--- What to do ---
List each line of the data that holds the string "hereby".

--- Collection entries ---
################
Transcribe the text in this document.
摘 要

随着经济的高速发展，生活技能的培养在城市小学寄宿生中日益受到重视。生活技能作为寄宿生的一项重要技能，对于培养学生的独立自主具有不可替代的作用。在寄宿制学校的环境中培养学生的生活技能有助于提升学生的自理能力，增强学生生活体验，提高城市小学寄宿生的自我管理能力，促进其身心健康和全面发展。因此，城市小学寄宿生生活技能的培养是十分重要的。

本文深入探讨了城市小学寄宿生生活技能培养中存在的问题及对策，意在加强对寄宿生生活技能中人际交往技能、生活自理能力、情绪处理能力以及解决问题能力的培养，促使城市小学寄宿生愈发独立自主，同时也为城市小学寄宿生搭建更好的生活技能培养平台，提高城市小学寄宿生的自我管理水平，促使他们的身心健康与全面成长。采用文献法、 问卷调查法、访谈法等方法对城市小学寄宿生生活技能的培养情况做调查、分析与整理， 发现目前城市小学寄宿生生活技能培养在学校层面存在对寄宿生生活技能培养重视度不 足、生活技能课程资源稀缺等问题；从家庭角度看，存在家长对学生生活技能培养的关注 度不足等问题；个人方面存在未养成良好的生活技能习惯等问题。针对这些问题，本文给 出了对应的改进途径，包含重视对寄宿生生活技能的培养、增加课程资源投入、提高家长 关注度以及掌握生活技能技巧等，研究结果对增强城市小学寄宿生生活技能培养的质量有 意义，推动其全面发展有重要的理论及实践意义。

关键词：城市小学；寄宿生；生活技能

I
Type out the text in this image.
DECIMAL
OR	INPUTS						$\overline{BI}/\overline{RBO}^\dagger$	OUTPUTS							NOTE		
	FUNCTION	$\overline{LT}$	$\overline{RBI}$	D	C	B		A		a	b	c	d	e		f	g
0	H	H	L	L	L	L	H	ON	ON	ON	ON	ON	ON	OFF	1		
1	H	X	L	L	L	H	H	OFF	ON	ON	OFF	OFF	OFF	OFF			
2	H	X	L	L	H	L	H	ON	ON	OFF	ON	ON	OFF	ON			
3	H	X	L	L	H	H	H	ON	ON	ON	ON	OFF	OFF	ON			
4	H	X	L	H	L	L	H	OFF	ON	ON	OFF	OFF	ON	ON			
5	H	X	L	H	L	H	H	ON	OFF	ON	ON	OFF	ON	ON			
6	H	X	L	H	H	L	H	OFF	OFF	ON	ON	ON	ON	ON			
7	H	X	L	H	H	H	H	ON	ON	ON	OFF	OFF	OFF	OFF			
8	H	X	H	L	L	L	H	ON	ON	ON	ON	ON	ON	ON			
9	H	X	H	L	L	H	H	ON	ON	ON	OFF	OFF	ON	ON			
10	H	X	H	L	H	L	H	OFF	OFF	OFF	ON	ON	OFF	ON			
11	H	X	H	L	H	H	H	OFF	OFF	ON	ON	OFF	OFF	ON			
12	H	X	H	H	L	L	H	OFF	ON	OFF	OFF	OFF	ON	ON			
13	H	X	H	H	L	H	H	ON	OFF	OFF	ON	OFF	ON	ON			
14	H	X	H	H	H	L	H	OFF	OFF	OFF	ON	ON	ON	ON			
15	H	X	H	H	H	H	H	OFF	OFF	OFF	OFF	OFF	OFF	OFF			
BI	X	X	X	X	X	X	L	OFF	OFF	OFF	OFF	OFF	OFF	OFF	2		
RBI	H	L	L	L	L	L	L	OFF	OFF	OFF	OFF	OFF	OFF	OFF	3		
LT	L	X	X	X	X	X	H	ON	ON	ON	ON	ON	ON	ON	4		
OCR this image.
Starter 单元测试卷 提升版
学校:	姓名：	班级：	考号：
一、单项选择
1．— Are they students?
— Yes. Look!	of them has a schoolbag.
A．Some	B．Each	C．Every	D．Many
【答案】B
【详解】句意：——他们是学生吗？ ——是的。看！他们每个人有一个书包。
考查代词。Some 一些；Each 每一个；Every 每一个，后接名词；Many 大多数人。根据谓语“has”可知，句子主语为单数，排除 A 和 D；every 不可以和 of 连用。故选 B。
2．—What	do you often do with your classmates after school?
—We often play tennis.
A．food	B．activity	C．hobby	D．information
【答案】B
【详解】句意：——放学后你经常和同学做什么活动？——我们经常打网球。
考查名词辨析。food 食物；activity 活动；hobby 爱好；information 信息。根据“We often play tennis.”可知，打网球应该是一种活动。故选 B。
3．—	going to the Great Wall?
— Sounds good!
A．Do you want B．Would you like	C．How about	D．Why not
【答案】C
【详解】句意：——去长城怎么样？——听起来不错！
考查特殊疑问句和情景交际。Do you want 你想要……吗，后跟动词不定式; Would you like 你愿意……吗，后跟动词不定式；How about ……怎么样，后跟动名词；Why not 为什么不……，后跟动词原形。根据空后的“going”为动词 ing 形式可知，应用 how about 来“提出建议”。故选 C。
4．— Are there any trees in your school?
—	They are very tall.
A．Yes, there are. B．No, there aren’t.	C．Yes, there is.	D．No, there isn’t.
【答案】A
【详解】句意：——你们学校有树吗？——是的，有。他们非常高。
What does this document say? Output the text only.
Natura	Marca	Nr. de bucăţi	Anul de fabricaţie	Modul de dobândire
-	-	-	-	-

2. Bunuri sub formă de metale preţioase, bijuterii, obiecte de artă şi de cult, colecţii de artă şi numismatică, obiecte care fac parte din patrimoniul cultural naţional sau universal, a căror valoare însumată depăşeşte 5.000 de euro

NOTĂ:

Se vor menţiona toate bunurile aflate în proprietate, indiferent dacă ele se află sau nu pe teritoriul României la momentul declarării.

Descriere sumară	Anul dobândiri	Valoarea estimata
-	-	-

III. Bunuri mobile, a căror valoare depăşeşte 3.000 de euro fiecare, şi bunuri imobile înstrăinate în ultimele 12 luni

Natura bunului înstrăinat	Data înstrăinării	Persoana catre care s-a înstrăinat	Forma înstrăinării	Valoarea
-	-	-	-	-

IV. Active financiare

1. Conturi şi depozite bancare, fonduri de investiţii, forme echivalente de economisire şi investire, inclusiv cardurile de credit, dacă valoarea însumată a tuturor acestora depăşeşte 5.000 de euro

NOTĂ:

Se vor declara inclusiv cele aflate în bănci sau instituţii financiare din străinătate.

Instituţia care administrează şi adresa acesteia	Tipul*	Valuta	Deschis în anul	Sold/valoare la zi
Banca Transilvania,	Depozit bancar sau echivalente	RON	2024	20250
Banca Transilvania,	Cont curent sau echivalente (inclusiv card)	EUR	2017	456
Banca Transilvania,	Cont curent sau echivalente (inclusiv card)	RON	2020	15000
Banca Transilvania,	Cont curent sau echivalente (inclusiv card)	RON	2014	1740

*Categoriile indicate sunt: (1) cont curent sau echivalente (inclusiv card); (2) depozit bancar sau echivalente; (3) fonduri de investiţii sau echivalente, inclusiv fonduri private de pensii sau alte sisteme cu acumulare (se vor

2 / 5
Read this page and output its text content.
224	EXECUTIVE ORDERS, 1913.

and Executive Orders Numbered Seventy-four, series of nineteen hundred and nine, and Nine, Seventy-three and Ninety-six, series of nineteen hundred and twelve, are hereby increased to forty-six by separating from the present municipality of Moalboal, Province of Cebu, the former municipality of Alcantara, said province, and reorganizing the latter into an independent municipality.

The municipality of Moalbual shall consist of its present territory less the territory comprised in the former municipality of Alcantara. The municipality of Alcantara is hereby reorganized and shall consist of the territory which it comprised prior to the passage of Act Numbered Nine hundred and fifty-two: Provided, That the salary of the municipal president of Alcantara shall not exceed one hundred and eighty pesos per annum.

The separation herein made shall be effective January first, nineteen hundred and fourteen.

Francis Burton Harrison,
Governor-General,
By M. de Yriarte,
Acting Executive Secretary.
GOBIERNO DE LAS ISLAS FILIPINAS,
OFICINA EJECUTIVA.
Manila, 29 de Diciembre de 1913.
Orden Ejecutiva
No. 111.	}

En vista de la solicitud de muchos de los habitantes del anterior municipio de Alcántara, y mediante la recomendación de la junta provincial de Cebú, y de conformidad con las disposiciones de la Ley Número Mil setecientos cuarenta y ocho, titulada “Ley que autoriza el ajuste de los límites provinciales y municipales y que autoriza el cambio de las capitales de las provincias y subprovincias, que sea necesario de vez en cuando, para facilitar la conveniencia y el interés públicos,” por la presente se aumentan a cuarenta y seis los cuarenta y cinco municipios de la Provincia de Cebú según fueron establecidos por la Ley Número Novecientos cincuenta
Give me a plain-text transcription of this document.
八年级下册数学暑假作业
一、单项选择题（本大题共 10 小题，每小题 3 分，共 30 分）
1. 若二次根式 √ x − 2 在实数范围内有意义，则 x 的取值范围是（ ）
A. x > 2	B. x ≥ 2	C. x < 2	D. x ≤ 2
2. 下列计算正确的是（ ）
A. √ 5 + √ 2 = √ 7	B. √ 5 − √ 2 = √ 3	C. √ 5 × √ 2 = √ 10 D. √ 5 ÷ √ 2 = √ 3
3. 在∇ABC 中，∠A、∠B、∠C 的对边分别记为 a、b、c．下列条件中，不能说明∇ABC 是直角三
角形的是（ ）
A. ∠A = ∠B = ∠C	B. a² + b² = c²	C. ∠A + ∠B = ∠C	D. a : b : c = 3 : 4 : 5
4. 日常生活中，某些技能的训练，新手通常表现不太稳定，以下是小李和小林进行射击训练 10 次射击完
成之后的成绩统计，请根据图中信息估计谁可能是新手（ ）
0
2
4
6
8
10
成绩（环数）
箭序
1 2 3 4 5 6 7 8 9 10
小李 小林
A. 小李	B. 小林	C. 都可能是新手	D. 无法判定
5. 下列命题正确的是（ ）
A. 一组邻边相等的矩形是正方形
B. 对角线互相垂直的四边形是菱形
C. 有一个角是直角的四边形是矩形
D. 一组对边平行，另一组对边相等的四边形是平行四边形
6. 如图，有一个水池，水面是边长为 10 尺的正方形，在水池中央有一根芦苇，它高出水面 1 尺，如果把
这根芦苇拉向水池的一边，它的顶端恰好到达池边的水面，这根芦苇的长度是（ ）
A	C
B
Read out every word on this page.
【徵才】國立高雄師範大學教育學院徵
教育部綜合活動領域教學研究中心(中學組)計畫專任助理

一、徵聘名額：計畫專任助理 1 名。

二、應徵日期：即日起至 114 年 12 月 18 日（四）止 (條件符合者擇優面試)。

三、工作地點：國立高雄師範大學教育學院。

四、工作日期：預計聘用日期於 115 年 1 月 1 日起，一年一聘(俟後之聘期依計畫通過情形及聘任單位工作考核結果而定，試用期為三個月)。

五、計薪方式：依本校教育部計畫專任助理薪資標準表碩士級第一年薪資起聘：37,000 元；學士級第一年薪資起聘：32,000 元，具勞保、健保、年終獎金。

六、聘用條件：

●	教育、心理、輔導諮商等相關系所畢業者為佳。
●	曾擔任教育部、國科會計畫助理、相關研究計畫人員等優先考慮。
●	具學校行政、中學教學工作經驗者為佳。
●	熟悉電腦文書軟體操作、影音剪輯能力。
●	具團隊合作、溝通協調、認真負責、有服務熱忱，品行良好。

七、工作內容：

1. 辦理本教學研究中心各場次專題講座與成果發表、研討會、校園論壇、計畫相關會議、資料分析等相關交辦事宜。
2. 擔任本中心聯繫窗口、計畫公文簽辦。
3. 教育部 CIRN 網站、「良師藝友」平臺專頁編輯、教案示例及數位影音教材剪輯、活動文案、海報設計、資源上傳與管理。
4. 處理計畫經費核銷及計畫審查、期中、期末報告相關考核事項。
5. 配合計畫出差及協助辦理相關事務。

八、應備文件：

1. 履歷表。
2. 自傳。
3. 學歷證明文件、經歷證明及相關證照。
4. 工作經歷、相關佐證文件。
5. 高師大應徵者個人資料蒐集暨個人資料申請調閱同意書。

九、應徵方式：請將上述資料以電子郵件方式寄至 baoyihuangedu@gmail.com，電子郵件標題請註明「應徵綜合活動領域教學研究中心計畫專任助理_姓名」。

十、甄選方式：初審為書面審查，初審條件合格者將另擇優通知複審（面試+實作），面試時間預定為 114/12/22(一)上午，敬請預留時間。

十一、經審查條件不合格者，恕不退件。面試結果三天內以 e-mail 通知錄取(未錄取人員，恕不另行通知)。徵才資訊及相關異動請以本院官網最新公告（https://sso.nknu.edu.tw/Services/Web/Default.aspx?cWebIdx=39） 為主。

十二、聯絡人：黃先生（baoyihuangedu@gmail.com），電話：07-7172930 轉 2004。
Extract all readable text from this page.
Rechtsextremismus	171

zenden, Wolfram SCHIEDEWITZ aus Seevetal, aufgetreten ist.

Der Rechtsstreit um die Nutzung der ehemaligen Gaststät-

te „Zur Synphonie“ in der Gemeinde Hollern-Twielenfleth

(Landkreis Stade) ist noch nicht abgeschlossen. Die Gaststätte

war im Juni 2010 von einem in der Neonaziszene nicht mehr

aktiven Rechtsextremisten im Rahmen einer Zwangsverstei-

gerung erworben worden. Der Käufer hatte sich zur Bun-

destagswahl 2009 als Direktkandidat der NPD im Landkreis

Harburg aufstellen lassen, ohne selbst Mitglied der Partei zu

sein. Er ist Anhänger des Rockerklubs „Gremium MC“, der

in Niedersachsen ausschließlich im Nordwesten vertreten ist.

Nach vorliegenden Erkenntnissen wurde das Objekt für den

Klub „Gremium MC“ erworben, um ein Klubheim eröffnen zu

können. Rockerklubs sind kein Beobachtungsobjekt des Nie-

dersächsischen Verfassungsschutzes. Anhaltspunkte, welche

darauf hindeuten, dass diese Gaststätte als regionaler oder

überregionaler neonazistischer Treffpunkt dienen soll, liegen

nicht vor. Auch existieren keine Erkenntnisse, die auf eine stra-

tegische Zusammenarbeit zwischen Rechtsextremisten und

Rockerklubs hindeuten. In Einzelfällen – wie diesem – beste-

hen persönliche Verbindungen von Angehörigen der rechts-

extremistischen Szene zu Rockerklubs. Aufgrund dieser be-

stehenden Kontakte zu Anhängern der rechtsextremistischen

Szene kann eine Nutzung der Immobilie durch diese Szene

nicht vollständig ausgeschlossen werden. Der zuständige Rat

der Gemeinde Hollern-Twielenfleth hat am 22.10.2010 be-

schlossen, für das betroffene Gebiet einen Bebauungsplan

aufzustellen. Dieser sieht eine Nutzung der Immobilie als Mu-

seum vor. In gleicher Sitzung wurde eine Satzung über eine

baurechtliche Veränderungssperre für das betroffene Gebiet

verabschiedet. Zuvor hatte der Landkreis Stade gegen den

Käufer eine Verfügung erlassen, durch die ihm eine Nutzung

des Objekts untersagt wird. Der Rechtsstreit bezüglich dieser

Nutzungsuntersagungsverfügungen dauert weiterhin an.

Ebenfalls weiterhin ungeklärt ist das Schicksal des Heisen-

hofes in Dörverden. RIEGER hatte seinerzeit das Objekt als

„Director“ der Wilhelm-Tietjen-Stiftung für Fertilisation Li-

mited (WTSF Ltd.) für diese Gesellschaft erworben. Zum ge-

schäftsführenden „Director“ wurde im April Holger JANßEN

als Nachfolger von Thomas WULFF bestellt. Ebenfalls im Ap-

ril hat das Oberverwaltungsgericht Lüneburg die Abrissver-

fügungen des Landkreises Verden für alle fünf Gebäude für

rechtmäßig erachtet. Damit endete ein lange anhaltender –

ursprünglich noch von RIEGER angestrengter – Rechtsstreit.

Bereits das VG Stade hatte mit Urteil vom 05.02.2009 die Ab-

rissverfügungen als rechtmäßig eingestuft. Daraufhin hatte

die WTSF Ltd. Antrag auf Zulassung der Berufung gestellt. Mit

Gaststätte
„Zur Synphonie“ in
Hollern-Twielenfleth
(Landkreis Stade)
################
--- Result ---
and Executive Orders Numbered Seventy-four, series of nineteen hundred and nine, and Nine, Seventy-three and Ninety-six, series of nineteen hundred and twelve, are hereby increased to forty-six by separating from the present municipality of Moalboal, Province of Cebu, the former municipality of Alcantara, said province, and reorganizing the latter into an independent municipality.
The municipality of Moalbual shall consist of its present territory less the territory comprised in the former municipality of Alcantara. The municipality of Alcantara is hereby reorganized and shall consist of the territory which it comprised prior to the passage of Act Numbered Nine hundred and fifty-two: Provided, That the salary of the municipal president of Alcantara shall not exceed one hundred and eighty pesos per annum.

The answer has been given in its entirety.